» GIVEN INSTRUCTION: From the entries below, copy out every line with "name" in it.

·····

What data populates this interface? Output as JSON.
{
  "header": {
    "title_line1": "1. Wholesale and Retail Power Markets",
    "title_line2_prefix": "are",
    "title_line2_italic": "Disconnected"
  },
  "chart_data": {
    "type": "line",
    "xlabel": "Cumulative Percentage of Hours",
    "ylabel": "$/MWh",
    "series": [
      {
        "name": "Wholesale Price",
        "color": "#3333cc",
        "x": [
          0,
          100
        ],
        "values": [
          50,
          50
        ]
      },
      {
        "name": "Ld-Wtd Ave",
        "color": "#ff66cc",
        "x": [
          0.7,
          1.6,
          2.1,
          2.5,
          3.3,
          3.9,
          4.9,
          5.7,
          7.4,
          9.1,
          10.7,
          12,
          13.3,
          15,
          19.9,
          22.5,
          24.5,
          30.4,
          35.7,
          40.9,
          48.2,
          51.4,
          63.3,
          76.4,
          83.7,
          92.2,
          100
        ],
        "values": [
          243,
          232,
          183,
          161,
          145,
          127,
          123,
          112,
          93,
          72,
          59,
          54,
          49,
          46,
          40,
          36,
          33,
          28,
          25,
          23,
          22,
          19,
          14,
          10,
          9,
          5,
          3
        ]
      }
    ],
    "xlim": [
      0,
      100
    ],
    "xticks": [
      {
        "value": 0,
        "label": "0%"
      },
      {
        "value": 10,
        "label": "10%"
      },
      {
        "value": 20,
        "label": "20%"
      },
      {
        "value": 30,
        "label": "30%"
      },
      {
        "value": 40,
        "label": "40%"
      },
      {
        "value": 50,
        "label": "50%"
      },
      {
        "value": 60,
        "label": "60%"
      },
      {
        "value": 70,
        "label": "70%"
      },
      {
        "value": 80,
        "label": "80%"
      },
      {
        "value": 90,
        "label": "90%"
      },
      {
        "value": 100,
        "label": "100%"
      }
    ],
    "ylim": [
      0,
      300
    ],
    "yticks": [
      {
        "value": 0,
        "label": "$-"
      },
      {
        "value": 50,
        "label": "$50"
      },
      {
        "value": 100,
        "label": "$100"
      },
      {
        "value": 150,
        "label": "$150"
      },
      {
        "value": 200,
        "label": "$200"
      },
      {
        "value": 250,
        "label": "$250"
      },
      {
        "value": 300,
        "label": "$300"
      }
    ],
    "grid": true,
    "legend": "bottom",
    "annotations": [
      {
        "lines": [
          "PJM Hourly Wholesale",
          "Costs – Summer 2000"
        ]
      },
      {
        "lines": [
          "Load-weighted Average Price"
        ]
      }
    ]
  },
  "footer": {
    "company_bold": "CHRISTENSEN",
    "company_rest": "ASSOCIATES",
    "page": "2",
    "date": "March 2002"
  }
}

·····

» ANSWER TO THIS EXERCISE:
        "name": "Wholesale Price",
        "name": "Ld-Wtd Ave",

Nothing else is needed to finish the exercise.